▼

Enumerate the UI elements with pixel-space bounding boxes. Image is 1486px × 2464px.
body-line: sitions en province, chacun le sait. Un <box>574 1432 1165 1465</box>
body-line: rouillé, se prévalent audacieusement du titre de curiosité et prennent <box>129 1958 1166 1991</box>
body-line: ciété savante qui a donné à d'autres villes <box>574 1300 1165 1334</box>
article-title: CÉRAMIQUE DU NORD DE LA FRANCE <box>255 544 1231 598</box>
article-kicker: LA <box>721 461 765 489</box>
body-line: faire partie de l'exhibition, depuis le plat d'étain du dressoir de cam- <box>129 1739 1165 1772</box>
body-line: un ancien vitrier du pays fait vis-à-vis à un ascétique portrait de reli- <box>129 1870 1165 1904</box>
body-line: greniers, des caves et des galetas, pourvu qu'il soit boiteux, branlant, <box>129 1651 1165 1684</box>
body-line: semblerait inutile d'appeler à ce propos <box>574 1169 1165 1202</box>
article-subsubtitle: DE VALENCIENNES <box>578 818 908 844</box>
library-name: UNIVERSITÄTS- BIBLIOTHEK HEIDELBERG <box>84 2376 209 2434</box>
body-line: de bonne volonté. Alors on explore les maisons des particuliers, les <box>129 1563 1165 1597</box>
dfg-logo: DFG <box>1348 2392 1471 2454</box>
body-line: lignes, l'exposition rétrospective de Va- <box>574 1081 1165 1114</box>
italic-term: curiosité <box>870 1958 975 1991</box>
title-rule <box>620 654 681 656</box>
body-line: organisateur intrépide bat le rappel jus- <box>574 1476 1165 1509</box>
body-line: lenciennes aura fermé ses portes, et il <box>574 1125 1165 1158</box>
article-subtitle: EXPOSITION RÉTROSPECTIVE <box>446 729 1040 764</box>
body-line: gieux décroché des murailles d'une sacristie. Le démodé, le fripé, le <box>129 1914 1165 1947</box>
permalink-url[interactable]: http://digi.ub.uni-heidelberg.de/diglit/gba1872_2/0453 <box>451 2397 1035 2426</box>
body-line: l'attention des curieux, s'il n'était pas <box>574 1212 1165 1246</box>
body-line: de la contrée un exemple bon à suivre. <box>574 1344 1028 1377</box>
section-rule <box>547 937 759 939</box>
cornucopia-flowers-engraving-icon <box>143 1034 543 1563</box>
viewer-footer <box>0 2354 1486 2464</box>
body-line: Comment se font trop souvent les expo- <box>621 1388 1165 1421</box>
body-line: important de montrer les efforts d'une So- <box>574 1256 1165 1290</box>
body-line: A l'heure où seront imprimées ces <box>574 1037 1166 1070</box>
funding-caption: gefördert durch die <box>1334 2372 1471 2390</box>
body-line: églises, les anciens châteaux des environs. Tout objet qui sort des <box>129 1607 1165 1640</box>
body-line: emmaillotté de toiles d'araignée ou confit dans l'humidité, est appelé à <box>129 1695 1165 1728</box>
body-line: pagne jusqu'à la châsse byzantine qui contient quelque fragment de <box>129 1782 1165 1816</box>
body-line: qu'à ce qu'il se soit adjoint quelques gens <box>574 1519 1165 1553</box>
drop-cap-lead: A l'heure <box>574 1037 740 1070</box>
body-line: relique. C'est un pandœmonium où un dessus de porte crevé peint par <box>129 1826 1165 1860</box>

▲
▼

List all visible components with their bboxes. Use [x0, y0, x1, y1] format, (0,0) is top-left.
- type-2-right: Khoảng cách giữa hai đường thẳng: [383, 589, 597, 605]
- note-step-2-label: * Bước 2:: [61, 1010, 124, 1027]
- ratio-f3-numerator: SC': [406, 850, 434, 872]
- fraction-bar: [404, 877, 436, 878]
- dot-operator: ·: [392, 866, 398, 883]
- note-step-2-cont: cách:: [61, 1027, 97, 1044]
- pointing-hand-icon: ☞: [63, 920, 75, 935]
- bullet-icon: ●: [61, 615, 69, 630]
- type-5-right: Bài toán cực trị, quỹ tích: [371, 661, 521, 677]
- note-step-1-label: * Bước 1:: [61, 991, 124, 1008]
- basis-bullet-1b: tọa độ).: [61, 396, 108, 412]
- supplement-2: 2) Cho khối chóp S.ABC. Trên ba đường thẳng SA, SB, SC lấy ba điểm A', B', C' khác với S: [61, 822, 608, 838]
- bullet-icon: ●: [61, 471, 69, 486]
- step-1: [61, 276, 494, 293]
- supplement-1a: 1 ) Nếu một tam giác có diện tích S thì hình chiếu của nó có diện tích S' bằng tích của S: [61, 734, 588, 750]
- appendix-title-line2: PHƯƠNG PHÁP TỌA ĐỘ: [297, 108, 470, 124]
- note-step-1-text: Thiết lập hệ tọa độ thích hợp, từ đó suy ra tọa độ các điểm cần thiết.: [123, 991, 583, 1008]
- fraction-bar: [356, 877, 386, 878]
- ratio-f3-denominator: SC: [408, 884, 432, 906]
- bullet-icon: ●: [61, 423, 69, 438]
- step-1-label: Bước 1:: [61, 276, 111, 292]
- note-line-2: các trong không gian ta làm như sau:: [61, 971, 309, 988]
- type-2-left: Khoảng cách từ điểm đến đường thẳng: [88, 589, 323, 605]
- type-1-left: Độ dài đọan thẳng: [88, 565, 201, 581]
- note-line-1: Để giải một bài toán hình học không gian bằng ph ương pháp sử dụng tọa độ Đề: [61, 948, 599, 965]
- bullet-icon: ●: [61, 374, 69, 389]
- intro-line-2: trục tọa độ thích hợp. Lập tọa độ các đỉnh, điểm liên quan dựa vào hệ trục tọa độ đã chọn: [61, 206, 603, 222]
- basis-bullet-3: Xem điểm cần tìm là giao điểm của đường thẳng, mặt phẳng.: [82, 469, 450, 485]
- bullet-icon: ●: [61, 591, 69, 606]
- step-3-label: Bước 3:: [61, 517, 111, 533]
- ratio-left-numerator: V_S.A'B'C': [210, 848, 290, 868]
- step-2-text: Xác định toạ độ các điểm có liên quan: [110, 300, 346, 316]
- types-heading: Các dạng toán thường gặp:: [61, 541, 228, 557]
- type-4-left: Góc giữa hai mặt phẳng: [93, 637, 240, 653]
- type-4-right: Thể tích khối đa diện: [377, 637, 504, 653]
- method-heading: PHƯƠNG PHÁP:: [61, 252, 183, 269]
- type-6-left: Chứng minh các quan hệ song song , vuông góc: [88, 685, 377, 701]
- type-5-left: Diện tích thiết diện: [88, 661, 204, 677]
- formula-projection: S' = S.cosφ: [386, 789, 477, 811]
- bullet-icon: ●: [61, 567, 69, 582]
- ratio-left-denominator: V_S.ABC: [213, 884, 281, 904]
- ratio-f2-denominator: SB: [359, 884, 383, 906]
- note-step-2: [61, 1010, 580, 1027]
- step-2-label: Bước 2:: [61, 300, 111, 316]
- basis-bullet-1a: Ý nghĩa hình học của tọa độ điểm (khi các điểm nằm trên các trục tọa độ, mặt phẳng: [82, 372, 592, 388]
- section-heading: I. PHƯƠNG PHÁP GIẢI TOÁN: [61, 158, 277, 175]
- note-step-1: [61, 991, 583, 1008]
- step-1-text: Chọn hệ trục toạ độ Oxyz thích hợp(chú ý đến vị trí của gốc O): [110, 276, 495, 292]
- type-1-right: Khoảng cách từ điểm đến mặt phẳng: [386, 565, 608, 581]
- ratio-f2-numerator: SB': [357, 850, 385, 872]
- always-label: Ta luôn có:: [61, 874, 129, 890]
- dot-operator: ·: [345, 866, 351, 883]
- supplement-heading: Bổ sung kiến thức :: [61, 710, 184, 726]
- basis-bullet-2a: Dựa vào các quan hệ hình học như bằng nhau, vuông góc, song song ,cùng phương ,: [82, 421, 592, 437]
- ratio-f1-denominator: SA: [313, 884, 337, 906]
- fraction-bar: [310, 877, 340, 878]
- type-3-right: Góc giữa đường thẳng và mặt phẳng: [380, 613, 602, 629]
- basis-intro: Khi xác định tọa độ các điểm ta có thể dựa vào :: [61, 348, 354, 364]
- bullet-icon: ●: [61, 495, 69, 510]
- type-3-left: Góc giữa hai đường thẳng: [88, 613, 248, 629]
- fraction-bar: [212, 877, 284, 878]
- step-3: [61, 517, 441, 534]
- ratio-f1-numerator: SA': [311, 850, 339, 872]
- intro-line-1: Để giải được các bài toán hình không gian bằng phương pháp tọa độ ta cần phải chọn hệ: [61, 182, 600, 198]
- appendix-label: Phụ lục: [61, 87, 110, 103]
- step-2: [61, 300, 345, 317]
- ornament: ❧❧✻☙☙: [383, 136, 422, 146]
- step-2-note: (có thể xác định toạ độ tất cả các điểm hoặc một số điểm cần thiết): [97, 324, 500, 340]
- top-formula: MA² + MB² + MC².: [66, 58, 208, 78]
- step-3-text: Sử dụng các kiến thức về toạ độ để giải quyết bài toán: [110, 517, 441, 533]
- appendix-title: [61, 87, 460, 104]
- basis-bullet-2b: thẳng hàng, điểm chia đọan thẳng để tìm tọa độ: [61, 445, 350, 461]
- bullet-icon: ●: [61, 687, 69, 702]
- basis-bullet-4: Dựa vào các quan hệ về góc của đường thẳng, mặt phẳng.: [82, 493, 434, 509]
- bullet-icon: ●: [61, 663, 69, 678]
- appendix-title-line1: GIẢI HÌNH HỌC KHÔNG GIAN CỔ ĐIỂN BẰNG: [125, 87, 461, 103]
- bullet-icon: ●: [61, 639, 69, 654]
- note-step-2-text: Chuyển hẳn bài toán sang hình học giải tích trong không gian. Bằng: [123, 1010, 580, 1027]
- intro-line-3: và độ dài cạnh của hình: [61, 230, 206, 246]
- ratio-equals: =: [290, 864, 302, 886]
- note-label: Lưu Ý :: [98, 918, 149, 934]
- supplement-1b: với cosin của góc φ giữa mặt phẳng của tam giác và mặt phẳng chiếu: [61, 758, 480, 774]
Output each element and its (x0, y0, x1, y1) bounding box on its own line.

▲

▶ **What is required**
Copy the data from the line with "Enumerate the UI" to the line with "italic-term: curiosité <box>870", renaming "pixel-space" to "pixel-coordinate" and keeping everything else the same.

▶ **Answer to this problem**
Enumerate the UI elements with pixel-coordinate bounding boxes. Image is 1486px × 2464px.
body-line: sitions en province, chacun le sait. Un <box>574 1432 1165 1465</box>
body-line: rouillé, se prévalent audacieusement du titre de curiosité et prennent <box>129 1958 1166 1991</box>
body-line: ciété savante qui a donné à d'autres villes <box>574 1300 1165 1334</box>
article-title: CÉRAMIQUE DU NORD DE LA FRANCE <box>255 544 1231 598</box>
article-kicker: LA <box>721 461 765 489</box>
body-line: faire partie de l'exhibition, depuis le plat d'étain du dressoir de cam- <box>129 1739 1165 1772</box>
body-line: un ancien vitrier du pays fait vis-à-vis à un ascétique portrait de reli- <box>129 1870 1165 1904</box>
body-line: greniers, des caves et des galetas, pourvu qu'il soit boiteux, branlant, <box>129 1651 1165 1684</box>
body-line: semblerait inutile d'appeler à ce propos <box>574 1169 1165 1202</box>
article-subsubtitle: DE VALENCIENNES <box>578 818 908 844</box>
library-name: UNIVERSITÄTS- BIBLIOTHEK HEIDELBERG <box>84 2376 209 2434</box>
body-line: de bonne volonté. Alors on explore les maisons des particuliers, les <box>129 1563 1165 1597</box>
dfg-logo: DFG <box>1348 2392 1471 2454</box>
body-line: lignes, l'exposition rétrospective de Va- <box>574 1081 1165 1114</box>
italic-term: curiosité <box>870 1958 975 1991</box>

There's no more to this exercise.